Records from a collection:
========================================

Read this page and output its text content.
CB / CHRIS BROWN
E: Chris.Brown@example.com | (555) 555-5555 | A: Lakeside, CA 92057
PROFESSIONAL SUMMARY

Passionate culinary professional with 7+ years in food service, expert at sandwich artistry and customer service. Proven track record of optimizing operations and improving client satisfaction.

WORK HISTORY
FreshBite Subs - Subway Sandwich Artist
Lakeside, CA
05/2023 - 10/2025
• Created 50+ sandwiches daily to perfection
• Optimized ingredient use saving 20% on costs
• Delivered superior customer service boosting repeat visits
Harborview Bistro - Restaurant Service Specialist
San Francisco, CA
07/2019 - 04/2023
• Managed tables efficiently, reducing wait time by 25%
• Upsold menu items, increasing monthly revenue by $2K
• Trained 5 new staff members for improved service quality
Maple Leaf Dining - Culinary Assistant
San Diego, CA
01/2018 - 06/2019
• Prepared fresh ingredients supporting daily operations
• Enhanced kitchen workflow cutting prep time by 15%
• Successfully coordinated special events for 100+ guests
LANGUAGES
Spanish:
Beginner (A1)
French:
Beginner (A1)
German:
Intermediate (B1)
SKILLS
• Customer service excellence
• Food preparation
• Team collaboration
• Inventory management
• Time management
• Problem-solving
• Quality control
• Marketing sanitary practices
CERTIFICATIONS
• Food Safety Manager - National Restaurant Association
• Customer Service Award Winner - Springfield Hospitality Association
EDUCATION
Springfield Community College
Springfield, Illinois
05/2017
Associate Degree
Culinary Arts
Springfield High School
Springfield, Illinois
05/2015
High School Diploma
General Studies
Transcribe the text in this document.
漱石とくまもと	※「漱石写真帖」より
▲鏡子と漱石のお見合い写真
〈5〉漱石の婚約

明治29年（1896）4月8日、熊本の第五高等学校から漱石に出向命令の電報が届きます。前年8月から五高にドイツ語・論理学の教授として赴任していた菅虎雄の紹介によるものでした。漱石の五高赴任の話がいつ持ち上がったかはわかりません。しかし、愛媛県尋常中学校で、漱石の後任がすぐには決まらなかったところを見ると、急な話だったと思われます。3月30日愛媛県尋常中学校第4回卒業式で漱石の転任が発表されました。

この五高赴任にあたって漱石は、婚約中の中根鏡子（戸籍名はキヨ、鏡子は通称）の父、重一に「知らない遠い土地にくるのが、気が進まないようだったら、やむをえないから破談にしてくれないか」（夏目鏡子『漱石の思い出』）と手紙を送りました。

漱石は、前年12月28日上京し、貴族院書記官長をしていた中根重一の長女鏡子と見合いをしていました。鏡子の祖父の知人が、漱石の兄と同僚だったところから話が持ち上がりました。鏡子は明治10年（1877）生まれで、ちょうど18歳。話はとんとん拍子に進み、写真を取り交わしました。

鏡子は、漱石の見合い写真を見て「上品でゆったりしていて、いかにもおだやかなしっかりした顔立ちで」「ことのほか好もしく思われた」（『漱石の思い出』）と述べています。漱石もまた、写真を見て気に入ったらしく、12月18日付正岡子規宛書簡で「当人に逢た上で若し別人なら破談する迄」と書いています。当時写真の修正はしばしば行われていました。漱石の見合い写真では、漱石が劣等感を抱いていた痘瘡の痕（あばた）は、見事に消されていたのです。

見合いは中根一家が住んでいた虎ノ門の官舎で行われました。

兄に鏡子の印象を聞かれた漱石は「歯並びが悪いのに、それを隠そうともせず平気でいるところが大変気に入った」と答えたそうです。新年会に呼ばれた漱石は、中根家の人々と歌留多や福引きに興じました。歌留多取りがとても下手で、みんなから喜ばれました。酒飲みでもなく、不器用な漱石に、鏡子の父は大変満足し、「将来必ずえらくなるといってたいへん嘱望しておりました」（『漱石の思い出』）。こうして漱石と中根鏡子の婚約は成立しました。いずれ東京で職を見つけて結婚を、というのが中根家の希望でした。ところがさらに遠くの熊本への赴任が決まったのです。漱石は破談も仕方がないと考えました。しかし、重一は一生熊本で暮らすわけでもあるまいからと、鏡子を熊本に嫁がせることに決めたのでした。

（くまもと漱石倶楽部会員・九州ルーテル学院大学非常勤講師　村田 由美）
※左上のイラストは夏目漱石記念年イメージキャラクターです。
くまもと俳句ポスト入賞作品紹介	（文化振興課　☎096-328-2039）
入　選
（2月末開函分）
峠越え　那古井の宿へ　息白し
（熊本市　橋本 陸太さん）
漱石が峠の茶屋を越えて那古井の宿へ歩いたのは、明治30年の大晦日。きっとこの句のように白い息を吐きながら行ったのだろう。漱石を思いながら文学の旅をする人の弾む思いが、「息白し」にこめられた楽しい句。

========================================

Problem to solve: Tally the lines of the material above that contain the word "Lakeside" and report the total alone.

Answer for the task: 2